Problem statement
Give the number of lines in the records below that include "project". Reply with that number alone.
● ● ● ● ●
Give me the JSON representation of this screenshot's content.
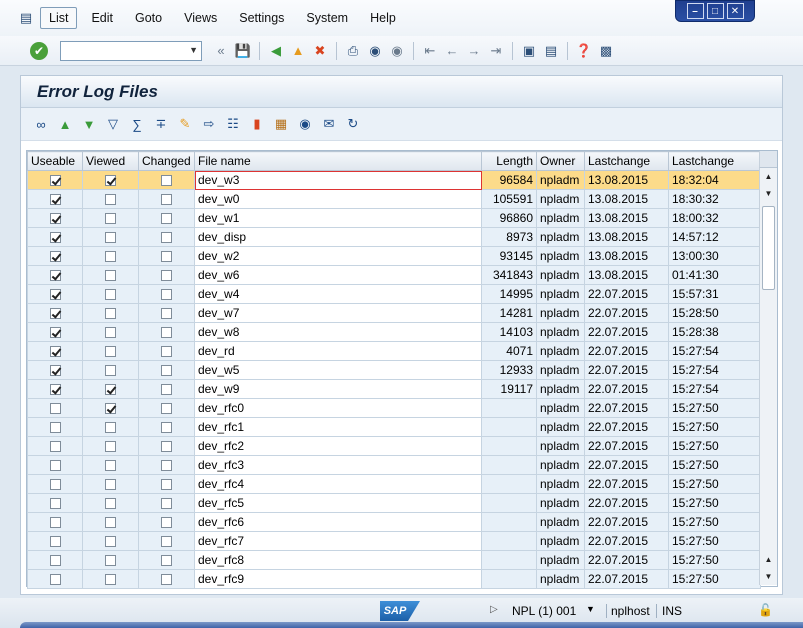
{
  "menubar": {
    "items": [
      "List",
      "Edit",
      "Goto",
      "Views",
      "Settings",
      "System",
      "Help"
    ],
    "active": "List"
  },
  "stdbar": {
    "command_value": "",
    "icons": [
      "enter-icon",
      "save-icon",
      "back-icon",
      "exit-icon",
      "cancel-icon",
      "print-icon",
      "find-icon",
      "find-next-icon",
      "first-page-icon",
      "previous-page-icon",
      "next-page-icon",
      "last-page-icon",
      "new-session-icon",
      "shortcut-icon",
      "help-icon",
      "layout-icon"
    ]
  },
  "panel": {
    "title": "Error Log Files"
  },
  "table": {
    "columns": [
      "Useable",
      "Viewed",
      "Changed",
      "File name",
      "Length",
      "Owner",
      "Lastchange",
      "Lastchange"
    ],
    "rows": [
      {
        "useable": true,
        "viewed": true,
        "changed": false,
        "name": "dev_w3",
        "length": "96584",
        "owner": "npladm",
        "date": "13.08.2015",
        "time": "18:32:04",
        "selected": true
      },
      {
        "useable": true,
        "viewed": false,
        "changed": false,
        "name": "dev_w0",
        "length": "105591",
        "owner": "npladm",
        "date": "13.08.2015",
        "time": "18:30:32"
      },
      {
        "useable": true,
        "viewed": false,
        "changed": false,
        "name": "dev_w1",
        "length": "96860",
        "owner": "npladm",
        "date": "13.08.2015",
        "time": "18:00:32"
      },
      {
        "useable": true,
        "viewed": false,
        "changed": false,
        "name": "dev_disp",
        "length": "8973",
        "owner": "npladm",
        "date": "13.08.2015",
        "time": "14:57:12"
      },
      {
        "useable": true,
        "viewed": false,
        "changed": false,
        "name": "dev_w2",
        "length": "93145",
        "owner": "npladm",
        "date": "13.08.2015",
        "time": "13:00:30"
      },
      {
        "useable": true,
        "viewed": false,
        "changed": false,
        "name": "dev_w6",
        "length": "341843",
        "owner": "npladm",
        "date": "13.08.2015",
        "time": "01:41:30"
      },
      {
        "useable": true,
        "viewed": false,
        "changed": false,
        "name": "dev_w4",
        "length": "14995",
        "owner": "npladm",
        "date": "22.07.2015",
        "time": "15:57:31"
      },
      {
        "useable": true,
        "viewed": false,
        "changed": false,
        "name": "dev_w7",
        "length": "14281",
        "owner": "npladm",
        "date": "22.07.2015",
        "time": "15:28:50"
      },
      {
        "useable": true,
        "viewed": false,
        "changed": false,
        "name": "dev_w8",
        "length": "14103",
        "owner": "npladm",
        "date": "22.07.2015",
        "time": "15:28:38"
      },
      {
        "useable": true,
        "viewed": false,
        "changed": false,
        "name": "dev_rd",
        "length": "4071",
        "owner": "npladm",
        "date": "22.07.2015",
        "time": "15:27:54"
      },
      {
        "useable": true,
        "viewed": false,
        "changed": false,
        "name": "dev_w5",
        "length": "12933",
        "owner": "npladm",
        "date": "22.07.2015",
        "time": "15:27:54"
      },
      {
        "useable": true,
        "viewed": true,
        "changed": false,
        "name": "dev_w9",
        "length": "19117",
        "owner": "npladm",
        "date": "22.07.2015",
        "time": "15:27:54"
      },
      {
        "useable": false,
        "viewed": true,
        "changed": false,
        "name": "dev_rfc0",
        "length": "",
        "owner": "npladm",
        "date": "22.07.2015",
        "time": "15:27:50"
      },
      {
        "useable": false,
        "viewed": false,
        "changed": false,
        "name": "dev_rfc1",
        "length": "",
        "owner": "npladm",
        "date": "22.07.2015",
        "time": "15:27:50"
      },
      {
        "useable": false,
        "viewed": false,
        "changed": false,
        "name": "dev_rfc2",
        "length": "",
        "owner": "npladm",
        "date": "22.07.2015",
        "time": "15:27:50"
      },
      {
        "useable": false,
        "viewed": false,
        "changed": false,
        "name": "dev_rfc3",
        "length": "",
        "owner": "npladm",
        "date": "22.07.2015",
        "time": "15:27:50"
      },
      {
        "useable": false,
        "viewed": false,
        "changed": false,
        "name": "dev_rfc4",
        "length": "",
        "owner": "npladm",
        "date": "22.07.2015",
        "time": "15:27:50"
      },
      {
        "useable": false,
        "viewed": false,
        "changed": false,
        "name": "dev_rfc5",
        "length": "",
        "owner": "npladm",
        "date": "22.07.2015",
        "time": "15:27:50"
      },
      {
        "useable": false,
        "viewed": false,
        "changed": false,
        "name": "dev_rfc6",
        "length": "",
        "owner": "npladm",
        "date": "22.07.2015",
        "time": "15:27:50"
      },
      {
        "useable": false,
        "viewed": false,
        "changed": false,
        "name": "dev_rfc7",
        "length": "",
        "owner": "npladm",
        "date": "22.07.2015",
        "time": "15:27:50"
      },
      {
        "useable": false,
        "viewed": false,
        "changed": false,
        "name": "dev_rfc8",
        "length": "",
        "owner": "npladm",
        "date": "22.07.2015",
        "time": "15:27:50"
      },
      {
        "useable": false,
        "viewed": false,
        "changed": false,
        "name": "dev_rfc9",
        "length": "",
        "owner": "npladm",
        "date": "22.07.2015",
        "time": "15:27:50"
      }
    ]
  },
  "statusbar": {
    "logo": "SAP",
    "system": "NPL (1) 001",
    "host": "nplhost",
    "mode": "INS"
  }
}
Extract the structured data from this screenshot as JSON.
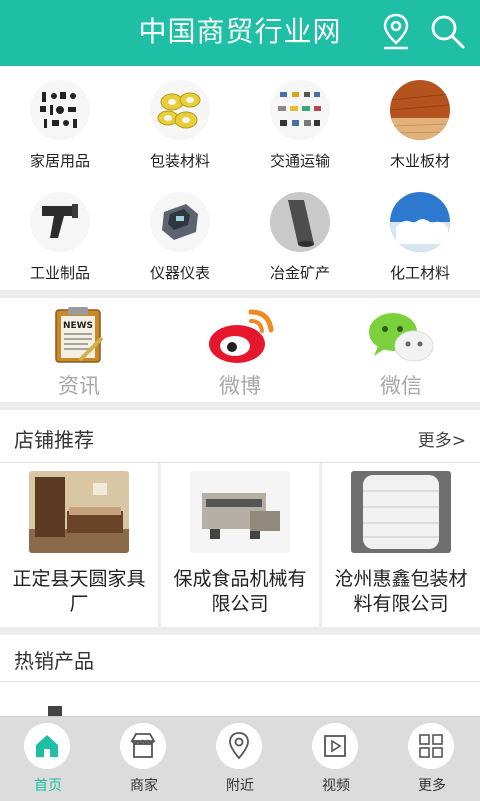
{
  "header": {
    "title": "中国商贸行业网"
  },
  "categories": [
    {
      "label": "家居用品"
    },
    {
      "label": "包装材料"
    },
    {
      "label": "交通运输"
    },
    {
      "label": "木业板材"
    },
    {
      "label": "工业制品"
    },
    {
      "label": "仪器仪表"
    },
    {
      "label": "冶金矿产"
    },
    {
      "label": "化工材料"
    }
  ],
  "social": [
    {
      "label": "资讯",
      "badge": "NEWS"
    },
    {
      "label": "微博"
    },
    {
      "label": "微信"
    }
  ],
  "shops": {
    "title": "店铺推荐",
    "more": "更多>",
    "items": [
      {
        "name": "正定县天圆家具厂"
      },
      {
        "name": "保成食品机械有限公司"
      },
      {
        "name": "沧州惠鑫包装材料有限公司"
      }
    ]
  },
  "hot": {
    "title": "热销产品"
  },
  "tabs": [
    {
      "label": "首页",
      "active": true
    },
    {
      "label": "商家"
    },
    {
      "label": "附近"
    },
    {
      "label": "视频"
    },
    {
      "label": "更多"
    }
  ],
  "colors": {
    "accent": "#1fbfa6"
  }
}
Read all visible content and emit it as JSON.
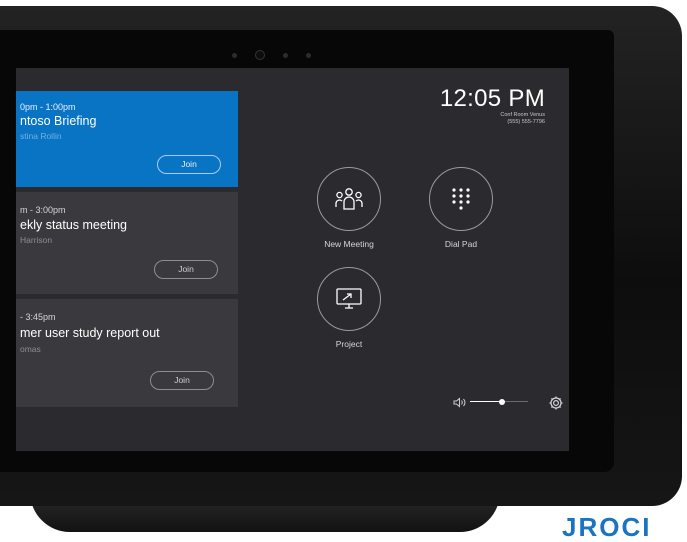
{
  "meetings": [
    {
      "time": "0pm - 1:00pm",
      "title": "ntoso Briefing",
      "organizer": "stina Rollin",
      "join_label": "Join",
      "active": true
    },
    {
      "time": "m - 3:00pm",
      "title": "ekly status meeting",
      "organizer": "Harrison",
      "join_label": "Join",
      "active": false
    },
    {
      "time": "- 3:45pm",
      "title": "mer user study report out",
      "organizer": "omas",
      "join_label": "Join",
      "active": false
    }
  ],
  "clock": {
    "time": "12:05 PM",
    "room": "Conf Room Venus",
    "phone": "(555) 555-7796"
  },
  "actions": {
    "new_meeting": "New Meeting",
    "dial_pad": "Dial Pad",
    "project": "Project"
  },
  "volume": {
    "level": 0.55
  },
  "brand_text": "JROCI",
  "colors": {
    "accent": "#0a74c4",
    "screen_bg": "#2b2b2f",
    "card_bg": "#3a3a3e"
  },
  "icons": [
    "people-icon",
    "dialpad-icon",
    "project-screen-icon",
    "speaker-icon",
    "gear-icon"
  ]
}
● ● ● ● ●
Exercise response
2